**DATA FOR THIS TASK**
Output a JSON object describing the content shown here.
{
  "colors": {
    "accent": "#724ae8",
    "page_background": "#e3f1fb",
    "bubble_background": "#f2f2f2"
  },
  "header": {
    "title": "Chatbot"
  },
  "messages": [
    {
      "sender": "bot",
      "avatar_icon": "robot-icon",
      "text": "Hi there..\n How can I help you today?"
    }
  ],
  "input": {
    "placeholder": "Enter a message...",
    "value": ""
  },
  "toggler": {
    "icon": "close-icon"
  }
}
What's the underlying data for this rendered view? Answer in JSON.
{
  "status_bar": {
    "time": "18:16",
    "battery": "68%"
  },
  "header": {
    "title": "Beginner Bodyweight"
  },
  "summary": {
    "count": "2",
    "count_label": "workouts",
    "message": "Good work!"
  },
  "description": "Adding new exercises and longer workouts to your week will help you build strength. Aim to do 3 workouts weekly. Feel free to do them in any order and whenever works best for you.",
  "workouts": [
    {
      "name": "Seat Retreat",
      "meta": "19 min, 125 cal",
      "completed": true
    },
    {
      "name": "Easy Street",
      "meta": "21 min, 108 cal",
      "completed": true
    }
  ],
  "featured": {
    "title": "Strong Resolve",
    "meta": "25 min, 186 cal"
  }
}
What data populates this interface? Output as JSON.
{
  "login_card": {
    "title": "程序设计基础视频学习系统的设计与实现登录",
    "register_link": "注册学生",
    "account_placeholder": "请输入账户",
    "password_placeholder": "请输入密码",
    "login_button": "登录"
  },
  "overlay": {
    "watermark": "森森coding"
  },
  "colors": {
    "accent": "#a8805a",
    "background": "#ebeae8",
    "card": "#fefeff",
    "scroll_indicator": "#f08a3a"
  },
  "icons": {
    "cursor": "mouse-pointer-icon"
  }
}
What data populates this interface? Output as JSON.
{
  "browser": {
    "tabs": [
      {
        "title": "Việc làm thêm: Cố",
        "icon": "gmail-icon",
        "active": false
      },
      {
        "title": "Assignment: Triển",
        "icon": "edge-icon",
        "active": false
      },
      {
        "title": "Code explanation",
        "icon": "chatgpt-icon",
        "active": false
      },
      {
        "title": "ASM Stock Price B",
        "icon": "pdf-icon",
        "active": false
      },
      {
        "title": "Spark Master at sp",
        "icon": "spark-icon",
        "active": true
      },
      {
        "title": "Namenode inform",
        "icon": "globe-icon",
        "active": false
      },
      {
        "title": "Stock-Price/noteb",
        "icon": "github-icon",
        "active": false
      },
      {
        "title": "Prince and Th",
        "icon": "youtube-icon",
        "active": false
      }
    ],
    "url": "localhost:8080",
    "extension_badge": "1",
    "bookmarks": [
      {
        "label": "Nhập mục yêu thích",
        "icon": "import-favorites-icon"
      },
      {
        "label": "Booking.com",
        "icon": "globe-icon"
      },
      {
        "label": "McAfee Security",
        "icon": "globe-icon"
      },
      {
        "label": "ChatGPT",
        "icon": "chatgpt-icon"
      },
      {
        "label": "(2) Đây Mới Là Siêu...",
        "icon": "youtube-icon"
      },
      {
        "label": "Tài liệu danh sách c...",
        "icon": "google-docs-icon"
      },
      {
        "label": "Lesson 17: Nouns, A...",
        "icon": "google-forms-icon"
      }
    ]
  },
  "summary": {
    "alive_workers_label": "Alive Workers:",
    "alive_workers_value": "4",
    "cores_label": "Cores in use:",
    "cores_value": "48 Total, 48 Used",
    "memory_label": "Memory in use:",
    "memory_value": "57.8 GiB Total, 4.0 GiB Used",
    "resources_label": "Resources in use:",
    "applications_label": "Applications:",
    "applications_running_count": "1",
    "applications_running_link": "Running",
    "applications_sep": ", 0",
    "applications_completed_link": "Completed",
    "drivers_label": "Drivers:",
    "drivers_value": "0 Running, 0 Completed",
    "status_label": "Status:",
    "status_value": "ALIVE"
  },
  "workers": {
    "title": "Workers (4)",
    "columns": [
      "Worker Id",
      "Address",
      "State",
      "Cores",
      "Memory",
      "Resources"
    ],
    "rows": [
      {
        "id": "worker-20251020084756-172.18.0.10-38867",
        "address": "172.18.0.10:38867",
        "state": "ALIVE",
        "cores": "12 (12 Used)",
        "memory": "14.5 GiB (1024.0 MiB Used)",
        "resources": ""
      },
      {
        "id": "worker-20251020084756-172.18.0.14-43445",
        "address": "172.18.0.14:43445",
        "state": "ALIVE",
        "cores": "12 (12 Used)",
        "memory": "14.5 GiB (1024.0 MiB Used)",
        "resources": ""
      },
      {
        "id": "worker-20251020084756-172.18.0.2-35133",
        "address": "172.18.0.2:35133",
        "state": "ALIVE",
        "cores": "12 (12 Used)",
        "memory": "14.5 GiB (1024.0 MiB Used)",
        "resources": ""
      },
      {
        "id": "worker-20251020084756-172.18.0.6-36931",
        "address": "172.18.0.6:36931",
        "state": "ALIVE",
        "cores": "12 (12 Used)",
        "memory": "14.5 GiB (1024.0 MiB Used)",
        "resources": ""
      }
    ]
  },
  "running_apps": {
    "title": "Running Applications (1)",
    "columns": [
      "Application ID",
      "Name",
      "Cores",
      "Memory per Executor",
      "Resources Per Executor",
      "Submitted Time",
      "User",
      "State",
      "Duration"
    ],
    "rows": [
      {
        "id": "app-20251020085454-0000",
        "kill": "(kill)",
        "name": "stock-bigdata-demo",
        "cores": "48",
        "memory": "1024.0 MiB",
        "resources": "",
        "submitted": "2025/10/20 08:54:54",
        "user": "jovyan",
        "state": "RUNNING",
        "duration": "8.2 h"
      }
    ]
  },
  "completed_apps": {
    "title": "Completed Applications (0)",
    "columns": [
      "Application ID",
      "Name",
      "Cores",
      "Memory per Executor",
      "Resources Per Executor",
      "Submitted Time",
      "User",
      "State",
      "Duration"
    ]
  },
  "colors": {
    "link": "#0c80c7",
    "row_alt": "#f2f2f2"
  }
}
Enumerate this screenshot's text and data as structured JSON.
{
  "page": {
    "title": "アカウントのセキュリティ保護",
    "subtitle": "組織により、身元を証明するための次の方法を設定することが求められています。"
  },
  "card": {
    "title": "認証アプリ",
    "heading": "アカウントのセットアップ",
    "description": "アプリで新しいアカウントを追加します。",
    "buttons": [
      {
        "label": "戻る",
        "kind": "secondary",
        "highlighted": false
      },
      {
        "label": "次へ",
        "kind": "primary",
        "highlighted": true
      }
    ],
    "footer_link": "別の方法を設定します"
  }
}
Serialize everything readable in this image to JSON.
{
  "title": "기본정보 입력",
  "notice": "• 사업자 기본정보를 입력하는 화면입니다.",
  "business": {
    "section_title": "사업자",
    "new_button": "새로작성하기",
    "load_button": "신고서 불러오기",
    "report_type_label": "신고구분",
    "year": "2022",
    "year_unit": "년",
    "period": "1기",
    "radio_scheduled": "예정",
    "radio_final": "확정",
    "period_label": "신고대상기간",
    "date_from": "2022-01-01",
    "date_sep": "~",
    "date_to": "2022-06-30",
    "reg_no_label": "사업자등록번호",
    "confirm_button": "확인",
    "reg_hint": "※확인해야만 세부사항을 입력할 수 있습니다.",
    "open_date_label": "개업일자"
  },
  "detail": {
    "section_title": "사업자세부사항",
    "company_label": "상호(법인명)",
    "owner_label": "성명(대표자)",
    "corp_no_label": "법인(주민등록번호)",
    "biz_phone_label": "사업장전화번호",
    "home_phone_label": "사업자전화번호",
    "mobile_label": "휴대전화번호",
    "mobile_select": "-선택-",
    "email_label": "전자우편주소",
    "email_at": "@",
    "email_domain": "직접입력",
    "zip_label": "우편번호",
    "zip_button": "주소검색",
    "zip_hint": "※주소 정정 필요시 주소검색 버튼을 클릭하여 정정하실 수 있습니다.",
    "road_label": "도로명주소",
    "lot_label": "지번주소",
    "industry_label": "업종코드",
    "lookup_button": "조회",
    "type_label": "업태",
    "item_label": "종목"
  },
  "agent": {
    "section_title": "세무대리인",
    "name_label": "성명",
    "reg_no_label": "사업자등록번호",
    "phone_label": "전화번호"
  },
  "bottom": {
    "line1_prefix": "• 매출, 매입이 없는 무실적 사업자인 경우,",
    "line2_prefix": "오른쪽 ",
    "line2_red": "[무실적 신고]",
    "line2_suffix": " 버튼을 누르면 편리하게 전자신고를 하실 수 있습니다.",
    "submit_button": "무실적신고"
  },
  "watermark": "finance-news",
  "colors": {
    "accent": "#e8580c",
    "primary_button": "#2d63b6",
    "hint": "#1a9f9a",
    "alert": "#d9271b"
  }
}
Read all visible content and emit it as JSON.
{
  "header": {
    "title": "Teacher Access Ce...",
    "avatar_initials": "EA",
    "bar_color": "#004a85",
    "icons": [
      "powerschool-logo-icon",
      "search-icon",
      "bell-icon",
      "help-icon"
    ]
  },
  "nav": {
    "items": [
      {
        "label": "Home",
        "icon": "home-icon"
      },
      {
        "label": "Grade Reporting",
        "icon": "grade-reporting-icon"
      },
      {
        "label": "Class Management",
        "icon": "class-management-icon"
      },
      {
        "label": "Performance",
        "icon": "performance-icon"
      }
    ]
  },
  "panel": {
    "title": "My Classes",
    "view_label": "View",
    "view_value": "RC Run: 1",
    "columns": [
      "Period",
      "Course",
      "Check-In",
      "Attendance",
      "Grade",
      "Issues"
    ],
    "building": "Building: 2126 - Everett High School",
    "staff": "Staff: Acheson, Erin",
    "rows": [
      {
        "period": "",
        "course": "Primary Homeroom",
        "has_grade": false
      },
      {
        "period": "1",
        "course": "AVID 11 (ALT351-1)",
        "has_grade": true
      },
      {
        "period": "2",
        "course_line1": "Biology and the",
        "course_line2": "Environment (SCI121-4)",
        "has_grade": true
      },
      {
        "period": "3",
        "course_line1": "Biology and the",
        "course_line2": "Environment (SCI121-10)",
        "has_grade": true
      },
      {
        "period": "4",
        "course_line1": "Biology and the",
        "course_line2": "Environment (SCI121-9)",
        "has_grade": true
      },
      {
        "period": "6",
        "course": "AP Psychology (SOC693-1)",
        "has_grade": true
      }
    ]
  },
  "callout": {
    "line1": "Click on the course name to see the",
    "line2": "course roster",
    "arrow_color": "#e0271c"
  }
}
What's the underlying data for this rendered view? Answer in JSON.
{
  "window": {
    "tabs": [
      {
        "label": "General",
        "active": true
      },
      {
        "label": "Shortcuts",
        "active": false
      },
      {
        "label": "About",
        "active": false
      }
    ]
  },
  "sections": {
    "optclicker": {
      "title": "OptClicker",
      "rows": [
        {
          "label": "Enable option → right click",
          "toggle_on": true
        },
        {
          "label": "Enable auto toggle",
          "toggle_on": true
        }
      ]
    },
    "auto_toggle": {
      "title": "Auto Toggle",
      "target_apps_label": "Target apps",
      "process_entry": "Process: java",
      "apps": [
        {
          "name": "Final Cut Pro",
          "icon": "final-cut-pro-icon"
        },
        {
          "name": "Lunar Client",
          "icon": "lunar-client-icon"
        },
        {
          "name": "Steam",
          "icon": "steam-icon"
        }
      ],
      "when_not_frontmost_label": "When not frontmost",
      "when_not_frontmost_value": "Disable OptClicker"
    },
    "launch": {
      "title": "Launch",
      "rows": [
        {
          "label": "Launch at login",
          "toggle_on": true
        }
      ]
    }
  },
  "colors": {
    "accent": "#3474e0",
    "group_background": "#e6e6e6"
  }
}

**REQUIRED TASK**
Copy out each line of the entries that holds "text".

**RIGHT ANSWER**
      "text": "Hi there..\n How can I help you today?"
Enumerate this screenshot's text and data as structured JSON.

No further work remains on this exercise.